Capacity building is not just about the capacity of a nonprofit today: it's about the nonprofit’s ability to deliver on its mission effectively now and in the future. Capacity building is an investment in the effectiveness and future sustainability of a nonprofit.
Distinct capacity building projects, such as identifying a communications strategy, improving volunteer recruitment, ensuring thoughtful leadership succession, updating a nonprofit’s technology, or improving how it measures its outcomes, all build the capacity of a charitable nonprofit to effectively fulfill its mission. When capacity building is successful, it strengthens a nonprofit’s ability to deliver on its mission over time, thereby enhancing the nonprofit’s ability to have a positive impact on lives and communities.
Capacity building is whatever is needed to bring a nonprofit to the next level of operational, programmatic, financial, or organizational maturity, so it may more effectively and efficiently advance its mission into the future.
--A Network Approach to Capacity Building (National Council of Nonprofits)
Why is capacity building important?
While often overlooked, capacity building develops the all-important “infrastructure” that supports and shapes charitable nonprofits into forces for good. Capacity building enables nonprofit organizations and their leaders to develop competencies and skills that can make them more effective and sustainable, thus increasing the potential for charitable nonprofits to enrich lives and solve society’s most intractable problems.
Practice Pointers
- There are many sources for capacity-building assistance. Consultants are one avenue. Web-based education, in-person training, peer-to-peer cohorts, communities of practice, and even pro bono skilled volunteers can offer your nonprofit and its board/staff excellent opportunities to build the capacity of the organization.
- Because the core focus of state associations of nonprofits is helping to build the capacity of other charitable nonprofits, joining your state association of nonprofits is one of the most effective ways to learn about the spectrum of local capacity-building opportunities and to join a community of practice. State associations often offer workshops and training opportunities for board and staff (both in-person and virtual), as well as the ability for nonprofit leaders to learn from peers, collaborate, and stay up to date with recommended practices and new trends.
- The Ford Foundation’s Organizational Mapping Tool (OMT) is an open-source organizational assessment tool designed to help nonprofits identify and prioritize their organizational strengthening or capacity-building needs. The tool is available at no charge, but the process is best done with one person who is not an employee or board member leading as a facilitator. (Note: the OMT is available in seven languages, and there is a version for coalitions, alliances, and networks.)

§ GIVEN DATA
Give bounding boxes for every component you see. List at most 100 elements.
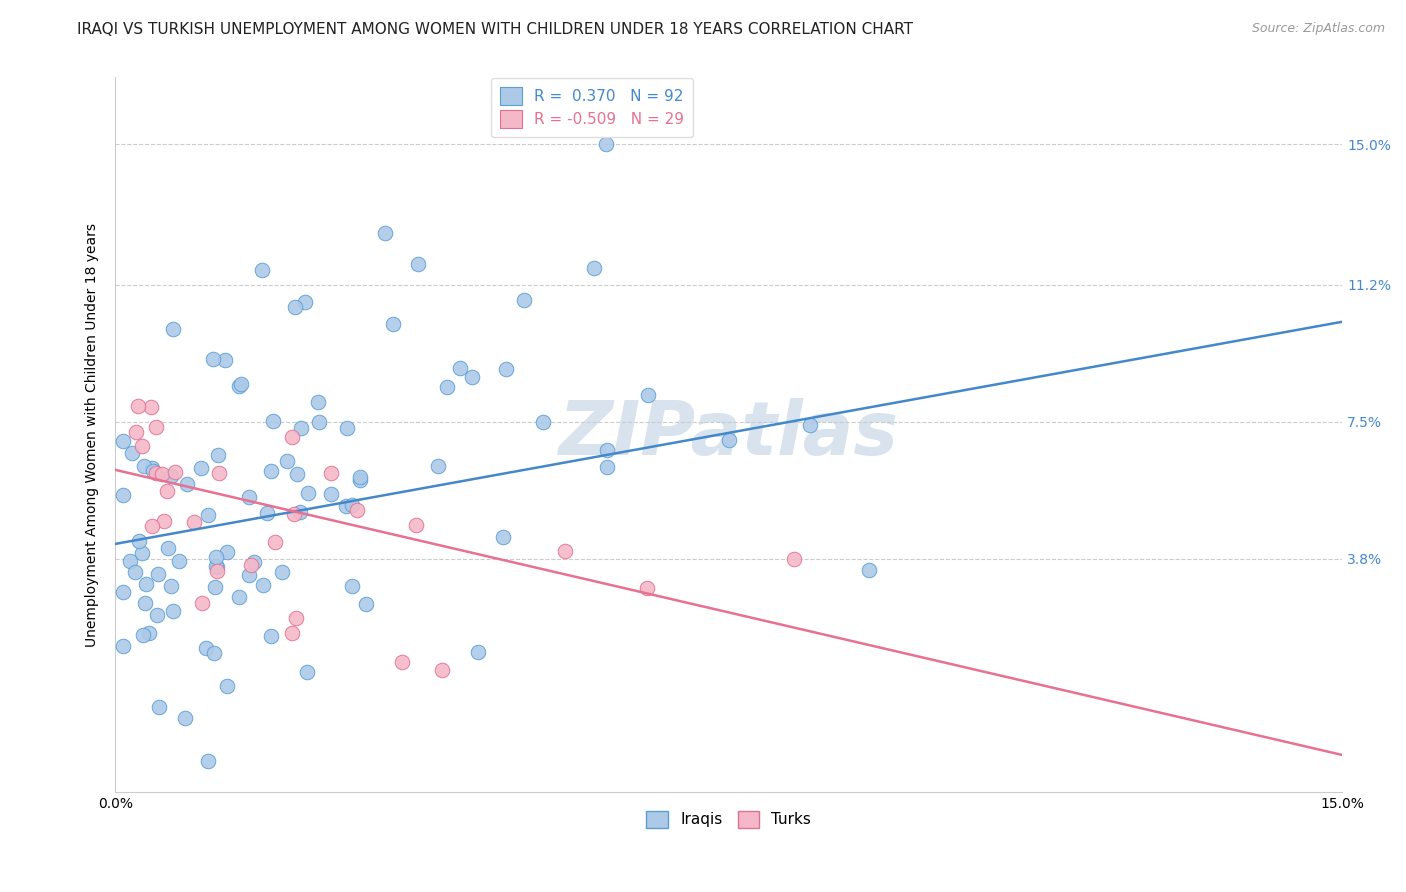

§ SHORT TASK A
In the text on nonprofit capacity building, how many languages is the Ford Foundation's Organizational Mapping Tool available in?
§ SHORT TASK B
Reproduce word for word the part of the text on nonprofit capacity building starting at "- The Ford Foundation’s" and ending at "alliances, and networks.)".

§ FINAL RESULT A
It is available in seven languages.

§ FINAL RESULT B
- The Ford Foundation’s Organizational Mapping Tool (OMT) is an open-source organizational assessment tool designed to help nonprofits identify and prioritize their organizational strengthening or capacity-building needs. The tool is available at no charge, but the process is best done with one person who is not an employee or board member leading as a facilitator. (Note: the OMT is available in seven languages, and there is a version for coalitions, alliances, and networks.)